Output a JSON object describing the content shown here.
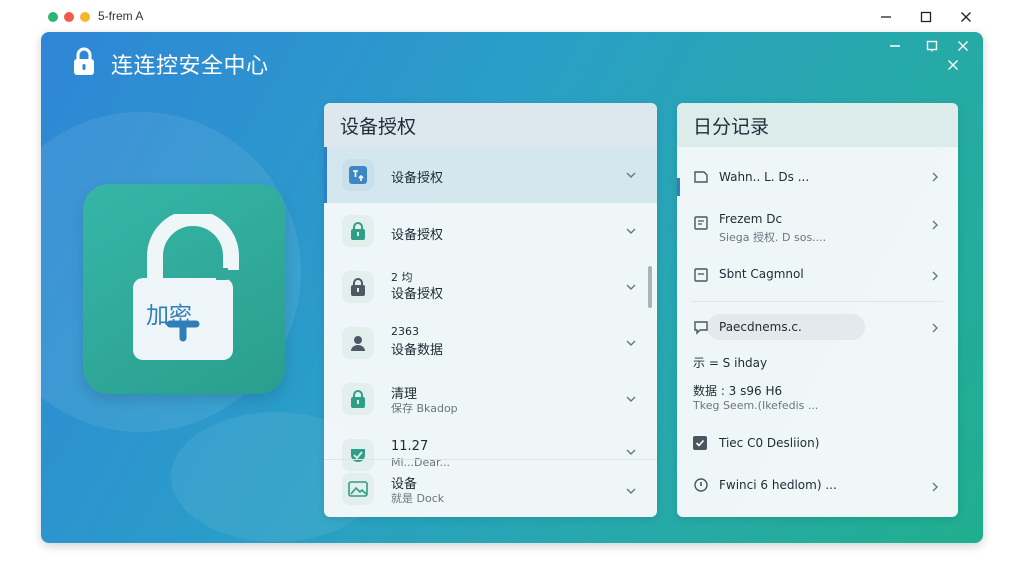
{
  "os_window": {
    "title": "5-frem A",
    "traffic_colors": [
      "#2bb673",
      "#f2594b",
      "#f7b52c"
    ]
  },
  "app": {
    "title": "连连控安全中心",
    "lock_label": "加密"
  },
  "device_panel": {
    "header": "设备授权",
    "items": [
      {
        "top": "",
        "label": "设备授权",
        "sub": "",
        "icon": "device-auth-icon"
      },
      {
        "top": "",
        "label": "设备授权",
        "sub": "",
        "icon": "lock-icon"
      },
      {
        "top": "2 均",
        "label": "设备授权",
        "sub": "",
        "icon": "lock-icon"
      },
      {
        "top": "2363",
        "label": "设备数据",
        "sub": "",
        "icon": "user-icon"
      },
      {
        "top": "",
        "label": "清理",
        "sub": "保存 Bkadop",
        "icon": "lock-icon"
      },
      {
        "top": "11.27",
        "label": "Mi...Dear...",
        "sub": "",
        "icon": "shield-check-icon"
      },
      {
        "top": "",
        "label": "设备",
        "sub": "就是 Dock",
        "icon": "image-icon"
      }
    ]
  },
  "log_panel": {
    "header": "日分记录",
    "items": [
      {
        "title": "Wahn.. L. Ds ...",
        "sub": ""
      },
      {
        "title": "Frezem Dc",
        "sub": "Siega 授权. D sos...."
      },
      {
        "title": "Sbnt Cagmnol",
        "sub": ""
      },
      {
        "title": "Paecdnems.c.",
        "sub": ""
      },
      {
        "title": "示 = S ihday",
        "sub": ""
      },
      {
        "title": "数据 : 3 s96 H6",
        "sub": "Tkeg Seem.(Ikefedis ..."
      },
      {
        "title": "Tiec C0 Desliion)",
        "sub": ""
      },
      {
        "title": "Fwinci 6 hedlom) ...",
        "sub": ""
      }
    ]
  },
  "colors": {
    "gradient_start": "#2f86d6",
    "gradient_end": "#20ae8e",
    "accent": "#2f7fc6",
    "lock_card": "#2fa99a",
    "icon_teal": "#2e9e86"
  }
}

## DIRECTIONS
Drop the images and repeat the data exactly.

## CORRECT RESPONSE
Output a JSON object describing the content shown here.
{
  "os_window": {
    "title": "5-frem A",
    "traffic_colors": [
      "#2bb673",
      "#f2594b",
      "#f7b52c"
    ]
  },
  "app": {
    "title": "连连控安全中心",
    "lock_label": "加密"
  },
  "device_panel": {
    "header": "设备授权",
    "items": [
      {
        "top": "",
        "label": "设备授权",
        "sub": "",
        "icon": "device-auth-icon"
      },
      {
        "top": "",
        "label": "设备授权",
        "sub": "",
        "icon": "lock-icon"
      },
      {
        "top": "2 均",
        "label": "设备授权",
        "sub": "",
        "icon": "lock-icon"
      },
      {
        "top": "2363",
        "label": "设备数据",
        "sub": "",
        "icon": "user-icon"
      },
      {
        "top": "",
        "label": "清理",
        "sub": "保存 Bkadop",
        "icon": "lock-icon"
      },
      {
        "top": "11.27",
        "label": "Mi...Dear...",
        "sub": "",
        "icon": "shield-check-icon"
      },
      {
        "top": "",
        "label": "设备",
        "sub": "就是 Dock",
        "icon": "image-icon"
      }
    ]
  },
  "log_panel": {
    "header": "日分记录",
    "items": [
      {
        "title": "Wahn.. L. Ds ...",
        "sub": ""
      },
      {
        "title": "Frezem Dc",
        "sub": "Siega 授权. D sos...."
      },
      {
        "title": "Sbnt Cagmnol",
        "sub": ""
      },
      {
        "title": "Paecdnems.c.",
        "sub": ""
      },
      {
        "title": "示 = S ihday",
        "sub": ""
      },
      {
        "title": "数据 : 3 s96 H6",
        "sub": "Tkeg Seem.(Ikefedis ..."
      },
      {
        "title": "Tiec C0 Desliion)",
        "sub": ""
      },
      {
        "title": "Fwinci 6 hedlom) ...",
        "sub": ""
      }
    ]
  },
  "colors": {
    "gradient_start": "#2f86d6",
    "gradient_end": "#20ae8e",
    "accent": "#2f7fc6",
    "lock_card": "#2fa99a",
    "icon_teal": "#2e9e86"
  }
}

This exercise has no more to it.